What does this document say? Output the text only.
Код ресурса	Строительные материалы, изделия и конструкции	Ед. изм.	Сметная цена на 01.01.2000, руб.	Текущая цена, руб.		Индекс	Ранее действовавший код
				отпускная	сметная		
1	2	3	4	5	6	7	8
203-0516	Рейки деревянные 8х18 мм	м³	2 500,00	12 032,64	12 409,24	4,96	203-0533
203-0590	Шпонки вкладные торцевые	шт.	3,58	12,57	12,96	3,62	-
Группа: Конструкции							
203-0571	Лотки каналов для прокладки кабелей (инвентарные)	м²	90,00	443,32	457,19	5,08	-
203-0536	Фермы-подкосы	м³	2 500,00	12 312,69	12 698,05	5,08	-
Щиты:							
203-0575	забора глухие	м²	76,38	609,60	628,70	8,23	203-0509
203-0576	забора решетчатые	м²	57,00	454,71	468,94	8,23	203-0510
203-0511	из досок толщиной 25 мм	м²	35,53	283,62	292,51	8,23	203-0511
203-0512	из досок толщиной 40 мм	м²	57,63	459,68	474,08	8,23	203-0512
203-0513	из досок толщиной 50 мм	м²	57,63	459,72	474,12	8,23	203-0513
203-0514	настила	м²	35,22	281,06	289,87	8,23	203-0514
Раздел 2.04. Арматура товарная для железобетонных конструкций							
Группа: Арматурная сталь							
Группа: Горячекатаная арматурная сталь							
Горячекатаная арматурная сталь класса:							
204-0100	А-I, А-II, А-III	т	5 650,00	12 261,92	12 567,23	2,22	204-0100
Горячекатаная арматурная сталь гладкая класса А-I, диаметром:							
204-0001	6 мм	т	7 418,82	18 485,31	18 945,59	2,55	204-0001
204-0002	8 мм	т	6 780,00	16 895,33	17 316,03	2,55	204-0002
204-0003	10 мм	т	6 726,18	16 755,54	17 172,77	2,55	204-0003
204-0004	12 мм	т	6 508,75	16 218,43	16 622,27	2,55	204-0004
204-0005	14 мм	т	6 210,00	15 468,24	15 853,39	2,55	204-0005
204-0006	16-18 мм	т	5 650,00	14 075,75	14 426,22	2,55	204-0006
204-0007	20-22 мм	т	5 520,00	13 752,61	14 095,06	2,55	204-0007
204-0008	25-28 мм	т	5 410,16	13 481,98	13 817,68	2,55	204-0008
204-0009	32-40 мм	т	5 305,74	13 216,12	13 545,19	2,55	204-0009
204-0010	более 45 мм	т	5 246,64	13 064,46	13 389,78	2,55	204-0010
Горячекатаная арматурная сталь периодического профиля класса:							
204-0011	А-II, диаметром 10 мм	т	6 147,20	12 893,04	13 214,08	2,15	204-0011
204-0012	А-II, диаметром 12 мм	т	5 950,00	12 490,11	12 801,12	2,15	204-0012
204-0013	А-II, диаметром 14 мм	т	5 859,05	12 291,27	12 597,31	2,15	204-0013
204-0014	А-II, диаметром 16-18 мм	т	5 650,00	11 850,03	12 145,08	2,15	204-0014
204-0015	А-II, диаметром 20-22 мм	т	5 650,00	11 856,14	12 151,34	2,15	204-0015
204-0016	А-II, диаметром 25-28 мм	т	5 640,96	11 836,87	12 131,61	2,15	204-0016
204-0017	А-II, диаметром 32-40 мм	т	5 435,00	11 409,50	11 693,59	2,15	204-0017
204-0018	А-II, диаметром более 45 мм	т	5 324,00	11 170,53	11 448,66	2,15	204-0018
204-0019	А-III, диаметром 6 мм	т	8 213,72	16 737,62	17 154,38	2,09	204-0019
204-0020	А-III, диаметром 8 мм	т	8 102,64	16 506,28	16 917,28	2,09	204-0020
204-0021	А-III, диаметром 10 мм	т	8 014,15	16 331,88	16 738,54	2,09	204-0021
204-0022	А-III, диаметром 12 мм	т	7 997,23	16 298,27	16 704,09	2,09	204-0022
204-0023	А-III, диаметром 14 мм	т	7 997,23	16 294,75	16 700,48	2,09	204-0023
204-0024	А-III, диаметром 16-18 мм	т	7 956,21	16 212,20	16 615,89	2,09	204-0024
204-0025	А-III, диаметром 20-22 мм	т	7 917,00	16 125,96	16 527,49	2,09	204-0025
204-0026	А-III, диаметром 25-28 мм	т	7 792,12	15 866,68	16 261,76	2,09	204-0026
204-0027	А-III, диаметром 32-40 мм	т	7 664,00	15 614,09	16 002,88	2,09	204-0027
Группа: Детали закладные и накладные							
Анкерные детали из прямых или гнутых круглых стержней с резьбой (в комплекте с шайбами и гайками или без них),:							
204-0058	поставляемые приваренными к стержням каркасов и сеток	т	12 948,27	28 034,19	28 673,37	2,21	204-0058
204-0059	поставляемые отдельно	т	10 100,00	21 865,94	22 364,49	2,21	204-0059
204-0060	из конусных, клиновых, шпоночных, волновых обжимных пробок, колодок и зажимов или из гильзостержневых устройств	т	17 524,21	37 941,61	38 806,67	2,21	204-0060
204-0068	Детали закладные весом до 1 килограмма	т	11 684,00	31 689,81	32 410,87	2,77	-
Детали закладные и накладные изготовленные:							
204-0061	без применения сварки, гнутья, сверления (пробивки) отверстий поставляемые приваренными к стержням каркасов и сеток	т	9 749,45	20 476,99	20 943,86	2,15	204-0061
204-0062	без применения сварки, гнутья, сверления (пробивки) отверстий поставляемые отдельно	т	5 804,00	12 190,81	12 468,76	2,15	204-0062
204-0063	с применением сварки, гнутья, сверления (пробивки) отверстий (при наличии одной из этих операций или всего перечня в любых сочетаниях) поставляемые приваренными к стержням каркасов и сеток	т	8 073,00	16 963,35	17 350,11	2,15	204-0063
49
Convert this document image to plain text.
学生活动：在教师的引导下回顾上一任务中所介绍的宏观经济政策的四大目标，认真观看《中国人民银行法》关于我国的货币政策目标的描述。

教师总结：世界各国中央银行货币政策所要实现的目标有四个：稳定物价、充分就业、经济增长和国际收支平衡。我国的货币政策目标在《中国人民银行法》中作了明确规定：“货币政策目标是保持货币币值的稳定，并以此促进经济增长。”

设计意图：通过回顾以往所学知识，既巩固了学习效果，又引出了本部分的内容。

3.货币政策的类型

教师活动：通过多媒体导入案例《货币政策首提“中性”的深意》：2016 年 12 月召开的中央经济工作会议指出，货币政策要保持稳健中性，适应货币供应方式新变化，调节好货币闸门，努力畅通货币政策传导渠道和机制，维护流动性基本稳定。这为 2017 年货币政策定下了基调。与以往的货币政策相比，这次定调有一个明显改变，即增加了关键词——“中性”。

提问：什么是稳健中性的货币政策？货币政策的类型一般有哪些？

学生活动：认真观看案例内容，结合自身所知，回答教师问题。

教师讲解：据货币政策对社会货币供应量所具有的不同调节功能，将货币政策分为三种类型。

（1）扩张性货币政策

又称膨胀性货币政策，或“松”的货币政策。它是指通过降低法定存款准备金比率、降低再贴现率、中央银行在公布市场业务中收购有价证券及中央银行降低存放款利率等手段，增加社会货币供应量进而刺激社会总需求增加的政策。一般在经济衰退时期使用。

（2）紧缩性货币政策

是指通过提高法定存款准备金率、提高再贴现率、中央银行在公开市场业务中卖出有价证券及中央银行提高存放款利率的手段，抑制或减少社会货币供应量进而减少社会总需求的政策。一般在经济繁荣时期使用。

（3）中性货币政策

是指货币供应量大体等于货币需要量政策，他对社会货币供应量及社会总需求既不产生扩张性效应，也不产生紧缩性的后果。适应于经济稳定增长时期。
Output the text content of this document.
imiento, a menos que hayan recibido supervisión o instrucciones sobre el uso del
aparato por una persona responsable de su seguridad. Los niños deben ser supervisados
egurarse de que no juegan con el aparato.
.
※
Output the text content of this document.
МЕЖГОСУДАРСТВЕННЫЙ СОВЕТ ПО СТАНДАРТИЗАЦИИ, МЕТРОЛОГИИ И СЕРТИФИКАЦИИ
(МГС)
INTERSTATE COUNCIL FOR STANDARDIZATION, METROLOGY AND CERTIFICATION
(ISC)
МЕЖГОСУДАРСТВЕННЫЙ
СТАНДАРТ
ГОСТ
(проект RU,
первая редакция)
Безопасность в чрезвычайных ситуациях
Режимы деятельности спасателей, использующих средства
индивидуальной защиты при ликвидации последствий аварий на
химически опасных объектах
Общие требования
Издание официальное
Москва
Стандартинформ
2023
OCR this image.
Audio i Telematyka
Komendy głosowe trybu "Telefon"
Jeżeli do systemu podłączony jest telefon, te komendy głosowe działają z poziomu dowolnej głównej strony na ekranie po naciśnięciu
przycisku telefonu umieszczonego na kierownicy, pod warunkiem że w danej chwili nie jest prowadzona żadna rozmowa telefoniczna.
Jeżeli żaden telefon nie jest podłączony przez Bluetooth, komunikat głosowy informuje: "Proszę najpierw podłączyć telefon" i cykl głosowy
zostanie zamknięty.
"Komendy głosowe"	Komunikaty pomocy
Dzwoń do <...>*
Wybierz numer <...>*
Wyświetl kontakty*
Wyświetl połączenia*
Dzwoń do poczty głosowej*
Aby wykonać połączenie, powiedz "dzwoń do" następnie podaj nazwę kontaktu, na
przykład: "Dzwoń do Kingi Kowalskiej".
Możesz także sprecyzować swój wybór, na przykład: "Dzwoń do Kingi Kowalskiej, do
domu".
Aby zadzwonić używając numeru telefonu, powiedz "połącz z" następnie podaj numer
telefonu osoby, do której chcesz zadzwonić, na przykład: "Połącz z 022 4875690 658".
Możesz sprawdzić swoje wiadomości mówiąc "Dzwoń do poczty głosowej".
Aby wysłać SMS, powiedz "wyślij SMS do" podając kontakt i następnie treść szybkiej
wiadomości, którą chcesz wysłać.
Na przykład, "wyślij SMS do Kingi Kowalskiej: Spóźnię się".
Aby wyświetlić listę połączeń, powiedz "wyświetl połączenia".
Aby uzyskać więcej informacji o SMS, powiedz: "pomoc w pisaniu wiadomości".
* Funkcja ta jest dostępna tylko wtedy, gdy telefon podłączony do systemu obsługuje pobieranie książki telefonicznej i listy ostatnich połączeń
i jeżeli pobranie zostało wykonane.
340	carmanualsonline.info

##########

= TASK REQUIREMENTS =
Only the number is wanted: how many lines in the data include the string "学生活动"?

= ANSWER TO THIS EXERCISE =
2